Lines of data
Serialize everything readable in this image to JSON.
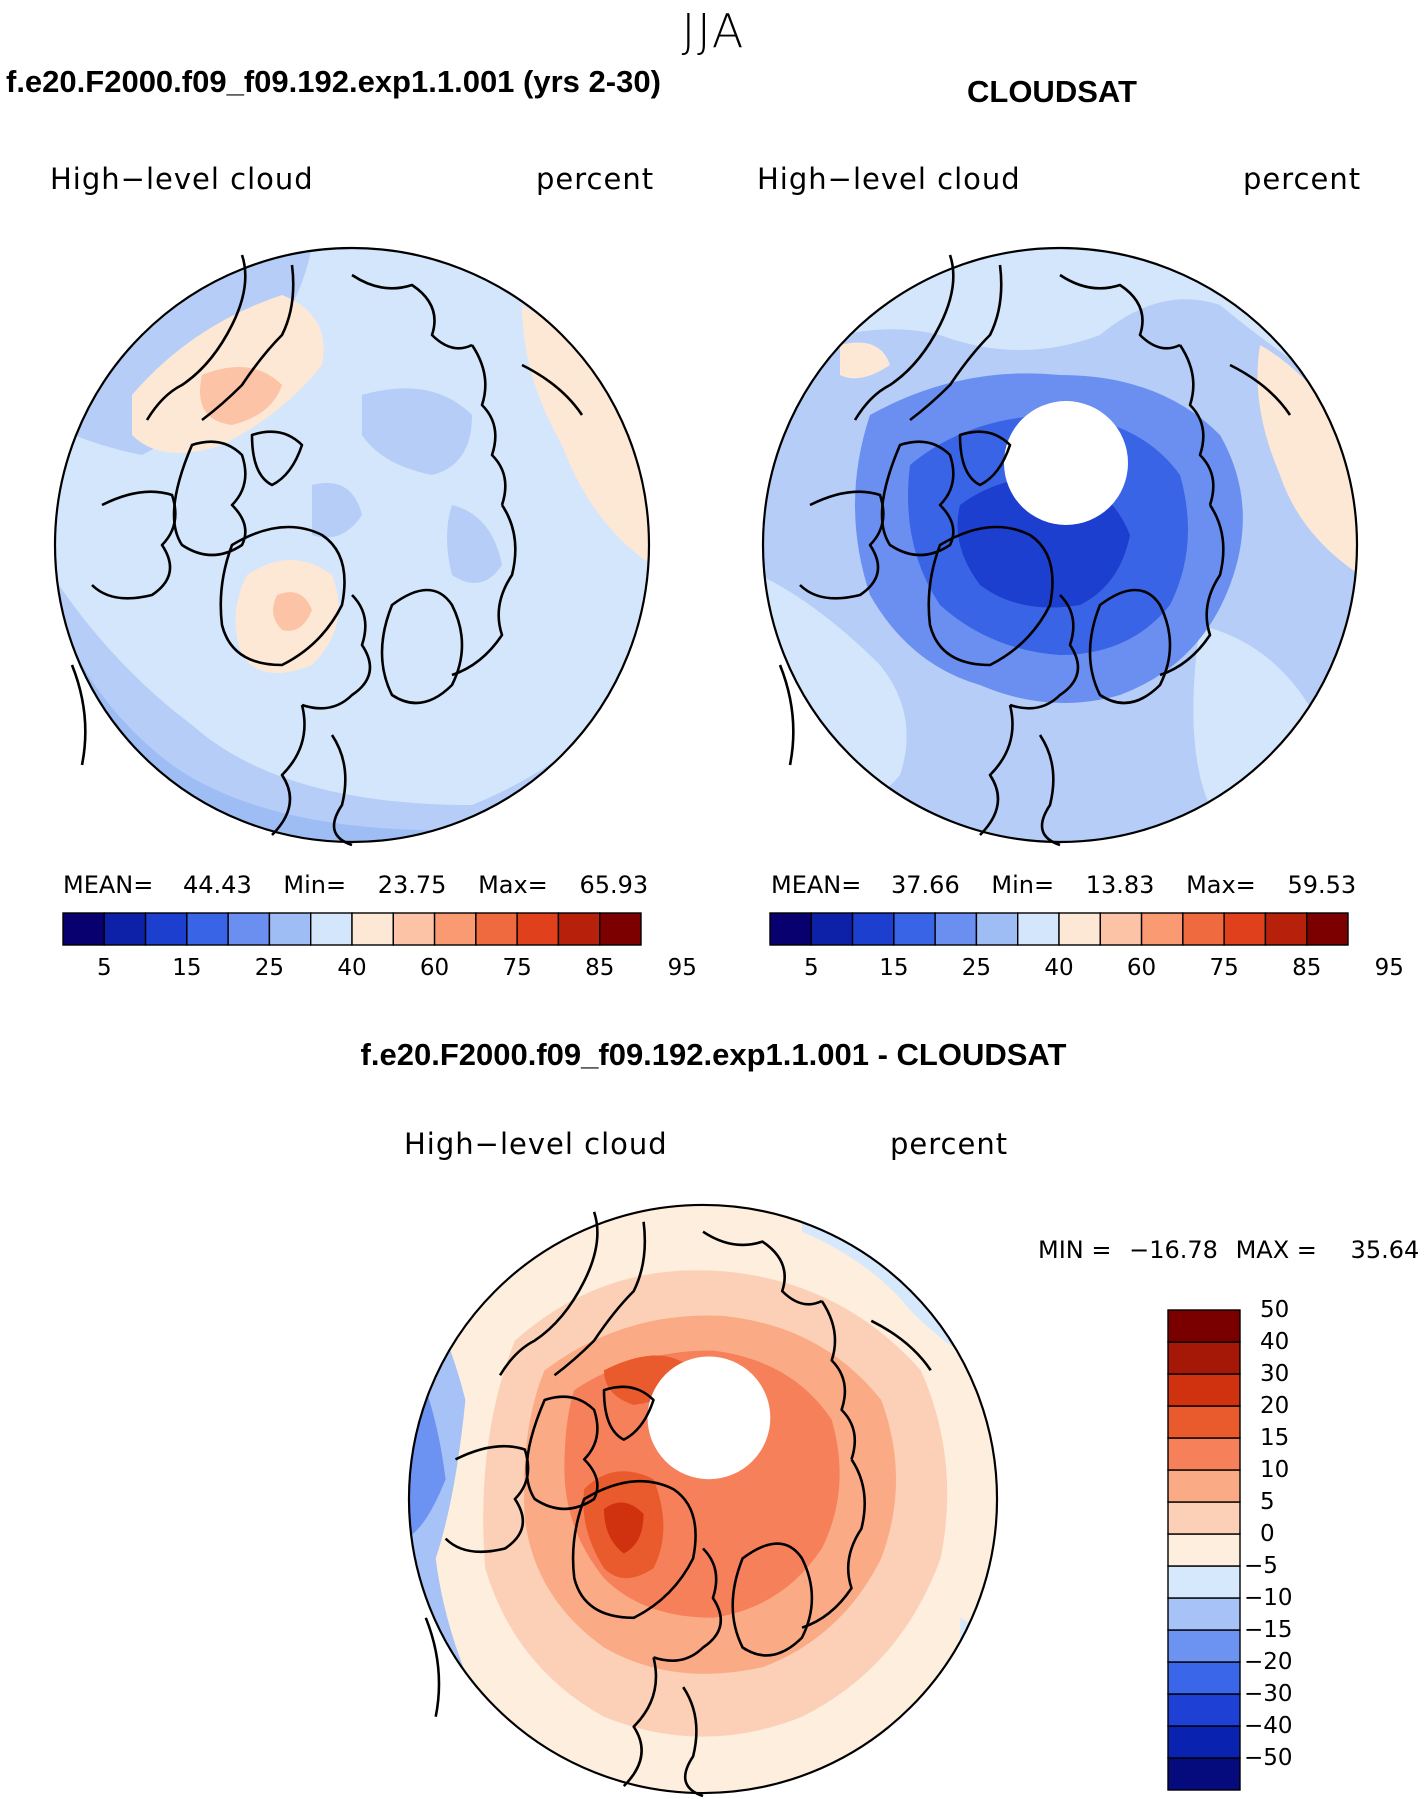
{
  "page": {
    "season": "JJA"
  },
  "panels": [
    {
      "case_title": "f.e20.F2000.f09_f09.192.exp1.1.001 (yrs 2-30)",
      "variable": "High−level cloud",
      "units": "percent",
      "stats": {
        "mean_label": "MEAN=",
        "mean": "44.43",
        "min_label": "Min=",
        "min": "23.75",
        "max_label": "Max=",
        "max": "65.93"
      }
    },
    {
      "case_title": "CLOUDSAT",
      "variable": "High−level cloud",
      "units": "percent",
      "stats": {
        "mean_label": "MEAN=",
        "mean": "37.66",
        "min_label": "Min=",
        "min": "13.83",
        "max_label": "Max=",
        "max": "59.53"
      }
    },
    {
      "case_title": "f.e20.F2000.f09_f09.192.exp1.1.001 - CLOUDSAT",
      "variable": "High−level cloud",
      "units": "percent",
      "stats": {
        "min_label": "MIN =",
        "min": "−16.78",
        "max_label": "MAX =",
        "max": "35.64"
      }
    }
  ],
  "abs_colorbar": {
    "colors": [
      "#08006e",
      "#0d20a8",
      "#1d3fd0",
      "#3a64e6",
      "#6a8ff0",
      "#9fbdf5",
      "#d4e6fb",
      "#fde8d6",
      "#fcc3a6",
      "#fa9a73",
      "#f06a3f",
      "#e0401b",
      "#b7200b",
      "#7d0000"
    ],
    "tick_labels": [
      "5",
      "15",
      "25",
      "40",
      "60",
      "75",
      "85",
      "95"
    ]
  },
  "diff_colorbar": {
    "colors": [
      "#050a7c",
      "#0a22b0",
      "#1f40d4",
      "#3a66ea",
      "#6c92f2",
      "#a6c2f7",
      "#d6e8fc",
      "#fdeede",
      "#fcd0b6",
      "#faab86",
      "#f5805a",
      "#e95a2d",
      "#d0320f",
      "#a51808",
      "#7a0000"
    ],
    "tick_labels": [
      "−50",
      "−40",
      "−30",
      "−20",
      "−15",
      "−10",
      "−5",
      "0",
      "5",
      "10",
      "15",
      "20",
      "30",
      "40",
      "50"
    ]
  }
}
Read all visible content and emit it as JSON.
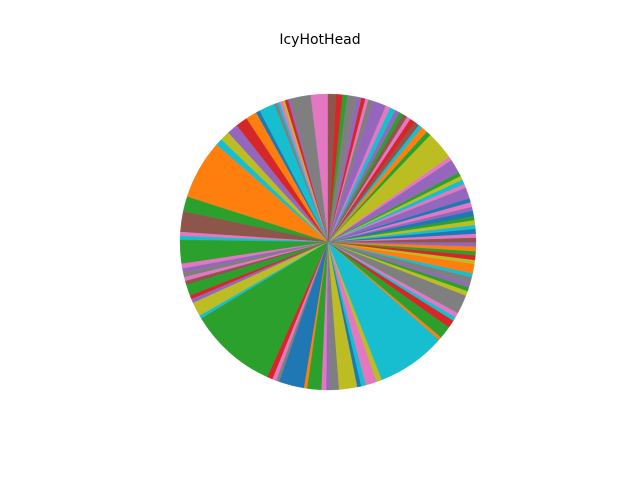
{
  "chart_data": {
    "type": "pie",
    "title": "IcyHotHead",
    "start_angle_deg": 90,
    "direction": "counterclockwise",
    "palette": [
      "#1f77b4",
      "#ff7f0e",
      "#2ca02c",
      "#d62728",
      "#9467bd",
      "#8c564b",
      "#e377c2",
      "#7f7f7f",
      "#bcbd22",
      "#17becf"
    ],
    "slices": [
      {
        "value": 2.2,
        "color": "#e377c2"
      },
      {
        "value": 2.6,
        "color": "#7f7f7f"
      },
      {
        "value": 0.3,
        "color": "#9467bd"
      },
      {
        "value": 0.4,
        "color": "#d62728"
      },
      {
        "value": 0.3,
        "color": "#bcbd22"
      },
      {
        "value": 0.4,
        "color": "#e377c2"
      },
      {
        "value": 0.3,
        "color": "#17becf"
      },
      {
        "value": 0.4,
        "color": "#7f7f7f"
      },
      {
        "value": 2.0,
        "color": "#17becf"
      },
      {
        "value": 0.5,
        "color": "#1f77b4"
      },
      {
        "value": 1.4,
        "color": "#ff7f0e"
      },
      {
        "value": 1.5,
        "color": "#d62728"
      },
      {
        "value": 1.4,
        "color": "#9467bd"
      },
      {
        "value": 1.2,
        "color": "#bcbd22"
      },
      {
        "value": 0.9,
        "color": "#17becf"
      },
      {
        "value": 7.5,
        "color": "#ff7f0e"
      },
      {
        "value": 1.9,
        "color": "#2ca02c"
      },
      {
        "value": 2.6,
        "color": "#8c564b"
      },
      {
        "value": 0.5,
        "color": "#e377c2"
      },
      {
        "value": 0.5,
        "color": "#17becf"
      },
      {
        "value": 3.0,
        "color": "#2ca02c"
      },
      {
        "value": 0.6,
        "color": "#e377c2"
      },
      {
        "value": 0.5,
        "color": "#9467bd"
      },
      {
        "value": 0.6,
        "color": "#7f7f7f"
      },
      {
        "value": 0.5,
        "color": "#e377c2"
      },
      {
        "value": 0.5,
        "color": "#8c564b"
      },
      {
        "value": 1.4,
        "color": "#2ca02c"
      },
      {
        "value": 0.5,
        "color": "#d62728"
      },
      {
        "value": 0.5,
        "color": "#9467bd"
      },
      {
        "value": 1.8,
        "color": "#bcbd22"
      },
      {
        "value": 0.4,
        "color": "#17becf"
      },
      {
        "value": 11.2,
        "color": "#2ca02c"
      },
      {
        "value": 0.7,
        "color": "#d62728"
      },
      {
        "value": 0.5,
        "color": "#e377c2"
      },
      {
        "value": 0.4,
        "color": "#7f7f7f"
      },
      {
        "value": 3.2,
        "color": "#1f77b4"
      },
      {
        "value": 0.4,
        "color": "#ff7f0e"
      },
      {
        "value": 1.8,
        "color": "#2ca02c"
      },
      {
        "value": 0.6,
        "color": "#e377c2"
      },
      {
        "value": 0.4,
        "color": "#9467bd"
      },
      {
        "value": 1.2,
        "color": "#7f7f7f"
      },
      {
        "value": 2.3,
        "color": "#bcbd22"
      },
      {
        "value": 0.5,
        "color": "#1f77b4"
      },
      {
        "value": 0.6,
        "color": "#17becf"
      },
      {
        "value": 1.4,
        "color": "#e377c2"
      },
      {
        "value": 0.7,
        "color": "#bcbd22"
      },
      {
        "value": 8.8,
        "color": "#17becf"
      },
      {
        "value": 0.4,
        "color": "#ff7f0e"
      },
      {
        "value": 1.6,
        "color": "#2ca02c"
      },
      {
        "value": 1.0,
        "color": "#d62728"
      },
      {
        "value": 0.5,
        "color": "#17becf"
      },
      {
        "value": 0.6,
        "color": "#e377c2"
      },
      {
        "value": 2.4,
        "color": "#7f7f7f"
      },
      {
        "value": 0.6,
        "color": "#bcbd22"
      },
      {
        "value": 0.5,
        "color": "#2ca02c"
      },
      {
        "value": 0.5,
        "color": "#9467bd"
      },
      {
        "value": 0.8,
        "color": "#7f7f7f"
      },
      {
        "value": 0.5,
        "color": "#17becf"
      },
      {
        "value": 1.2,
        "color": "#ff7f0e"
      },
      {
        "value": 0.5,
        "color": "#bcbd22"
      },
      {
        "value": 0.6,
        "color": "#d62728"
      },
      {
        "value": 0.5,
        "color": "#2ca02c"
      },
      {
        "value": 0.6,
        "color": "#ff7f0e"
      },
      {
        "value": 0.5,
        "color": "#9467bd"
      },
      {
        "value": 0.6,
        "color": "#8c564b"
      },
      {
        "value": 0.5,
        "color": "#e377c2"
      },
      {
        "value": 0.6,
        "color": "#1f77b4"
      },
      {
        "value": 0.5,
        "color": "#17becf"
      },
      {
        "value": 0.6,
        "color": "#bcbd22"
      },
      {
        "value": 0.5,
        "color": "#2ca02c"
      },
      {
        "value": 0.7,
        "color": "#1f77b4"
      },
      {
        "value": 0.5,
        "color": "#9467bd"
      },
      {
        "value": 0.6,
        "color": "#e377c2"
      },
      {
        "value": 0.5,
        "color": "#1f77b4"
      },
      {
        "value": 1.4,
        "color": "#9467bd"
      },
      {
        "value": 0.5,
        "color": "#e377c2"
      },
      {
        "value": 0.6,
        "color": "#17becf"
      },
      {
        "value": 0.5,
        "color": "#bcbd22"
      },
      {
        "value": 0.5,
        "color": "#2ca02c"
      },
      {
        "value": 1.8,
        "color": "#9467bd"
      },
      {
        "value": 0.5,
        "color": "#e377c2"
      },
      {
        "value": 3.6,
        "color": "#bcbd22"
      },
      {
        "value": 0.6,
        "color": "#2ca02c"
      },
      {
        "value": 0.8,
        "color": "#ff7f0e"
      },
      {
        "value": 0.5,
        "color": "#17becf"
      },
      {
        "value": 0.6,
        "color": "#8c564b"
      },
      {
        "value": 0.7,
        "color": "#d62728"
      },
      {
        "value": 0.5,
        "color": "#e377c2"
      },
      {
        "value": 0.6,
        "color": "#8c564b"
      },
      {
        "value": 0.5,
        "color": "#2ca02c"
      },
      {
        "value": 0.6,
        "color": "#9467bd"
      },
      {
        "value": 0.7,
        "color": "#17becf"
      },
      {
        "value": 0.6,
        "color": "#e377c2"
      },
      {
        "value": 1.7,
        "color": "#9467bd"
      },
      {
        "value": 0.6,
        "color": "#7f7f7f"
      },
      {
        "value": 0.4,
        "color": "#e377c2"
      },
      {
        "value": 0.5,
        "color": "#d62728"
      },
      {
        "value": 0.6,
        "color": "#9467bd"
      },
      {
        "value": 1.2,
        "color": "#7f7f7f"
      },
      {
        "value": 0.6,
        "color": "#2ca02c"
      },
      {
        "value": 0.8,
        "color": "#d62728"
      },
      {
        "value": 1.0,
        "color": "#8c564b"
      }
    ]
  }
}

> [What is expected]
Across the material above, how many lines include the string "CLOUDSAT"? Only the number is wanted.

> [Reply]
2